REQUIREMENT
Copy, in full, each line of the material that holds the word "законодательством".

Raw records
⟨

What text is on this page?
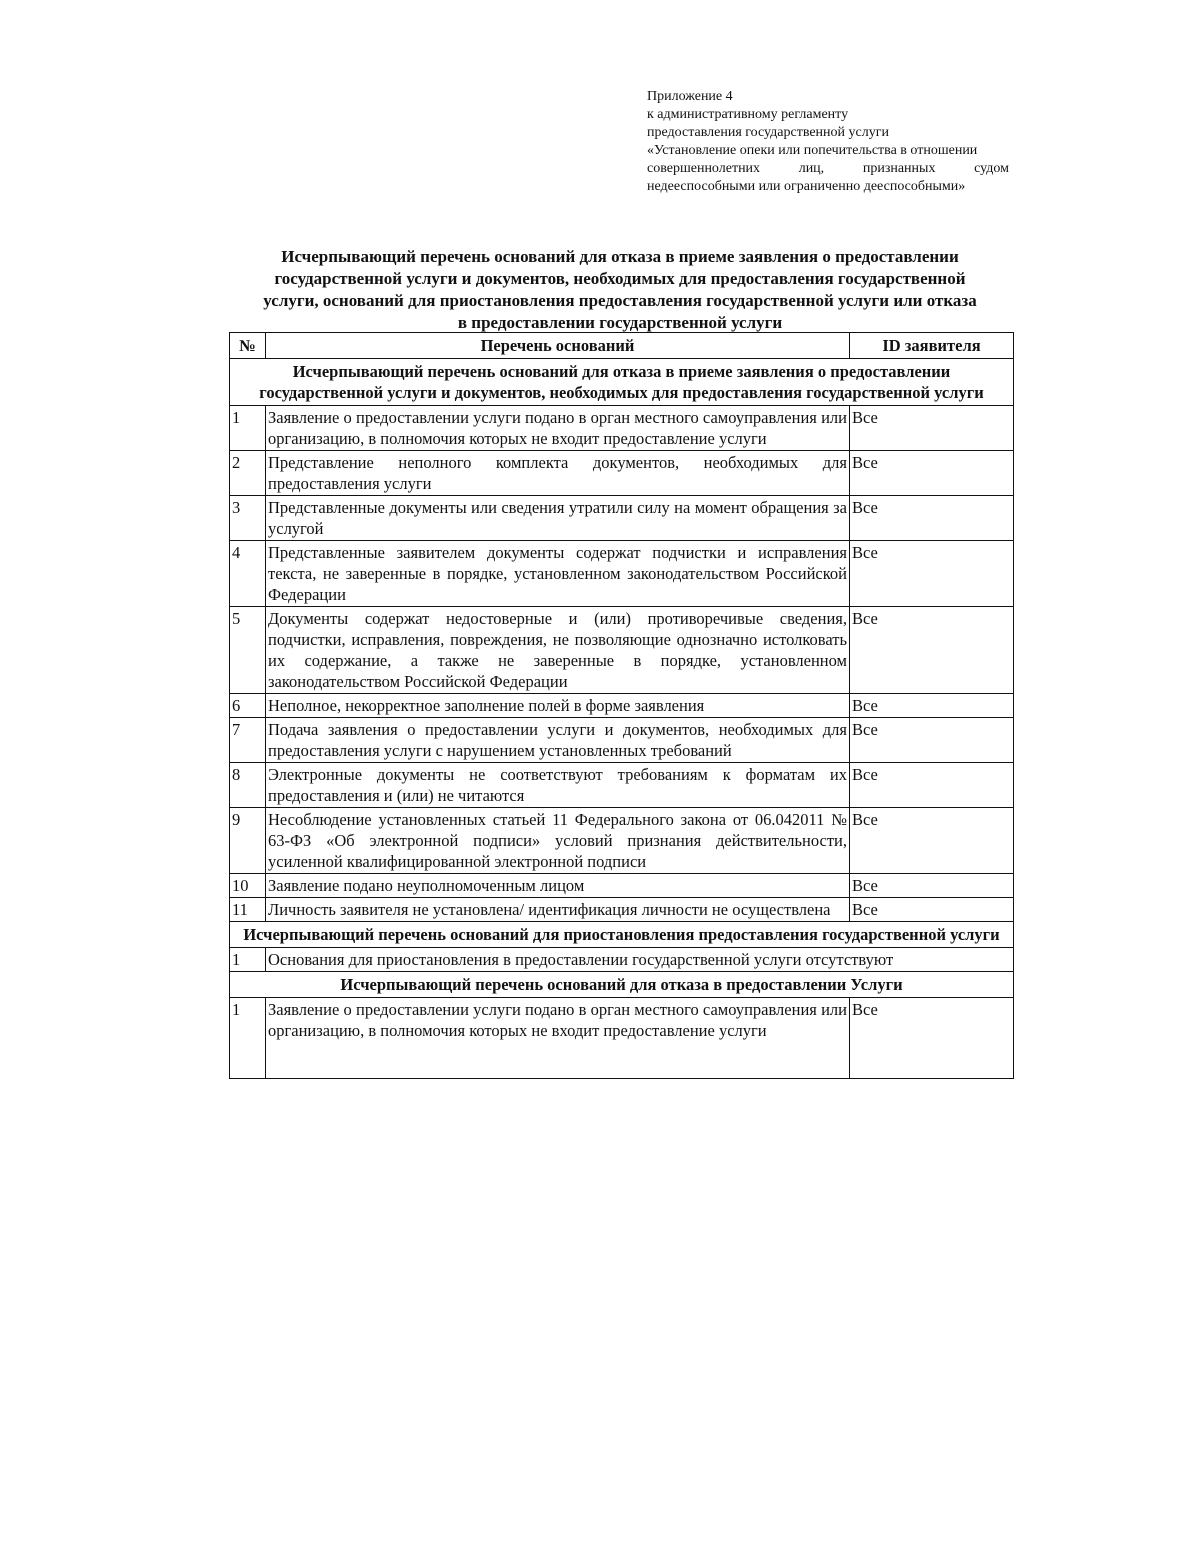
Приложение 4
к административному регламенту
предоставления государственной услуги
«Установление опеки или попечительства в отношении
совершеннолетних	лиц,	признанных	судом
недееспособными или ограниченно дееспособными»
Исчерпывающий перечень оснований для отказа в приеме заявления о предоставлении
государственной услуги и документов, необходимых для предоставления государственной
услуги, оснований для приостановления предоставления государственной услуги или отказа
в предоставлении государственной услуги
№	Перечень оснований	ID заявителя
Исчерпывающий перечень оснований для отказа в приеме заявления о предоставлении государственной услуги и документов, необходимых для предоставления государственной услуги		
1	Заявление о предоставлении услуги подано в орган местного самоуправления или организацию, в полномочия которых не входит предоставление услуги	Все
2	Представление неполного комплекта документов, необходимых для предоставления услуги	Все
3	Представленные документы или сведения утратили силу на момент обращения за услугой	Все
4	Представленные заявителем документы содержат подчистки и исправления текста, не заверенные в порядке, установленном законодательством Российской Федерации	Все
5	Документы содержат недостоверные и (или) противоречивые сведения, подчистки, исправления, повреждения, не позволяющие однозначно истолковать их содержание, а также не заверенные в порядке, установленном законодательством Российской Федерации	Все
6	Неполное, некорректное заполнение полей в форме заявления	Все
7	Подача заявления о предоставлении услуги и документов, необходимых для предоставления услуги с нарушением установленных требований	Все
8	Электронные документы не соответствуют требованиям к форматам их предоставления и (или) не читаются	Все
9	Несоблюдение установленных статьей 11 Федерального закона от 06.042011 № 63-ФЗ «Об электронной подписи» условий признания действительности, усиленной квалифицированной электронной подписи	Все
10	Заявление подано неуполномоченным лицом	Все
11	Личность заявителя не установлена/ идентификация личности не осуществлена	Все
Исчерпывающий перечень оснований для приостановления предоставления государственной услуги		
1	Основания для приостановления в предоставлении государственной услуги отсутствуют	
Исчерпывающий перечень оснований для отказа в предоставлении Услуги		
1	Заявление о предоставлении услуги подано в орган местного самоуправления или организацию, в полномочия которых не входит предоставление услуги	Все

⟩

ANSWER FOR THE TASK
4	Представленные заявителем документы содержат подчистки и исправления текста, не заверенные в порядке, установленном законодательством Российской Федерации	Все
5	Документы содержат недостоверные и (или) противоречивые сведения, подчистки, исправления, повреждения, не позволяющие однозначно истолковать их содержание, а также не заверенные в порядке, установленном законодательством Российской Федерации	Все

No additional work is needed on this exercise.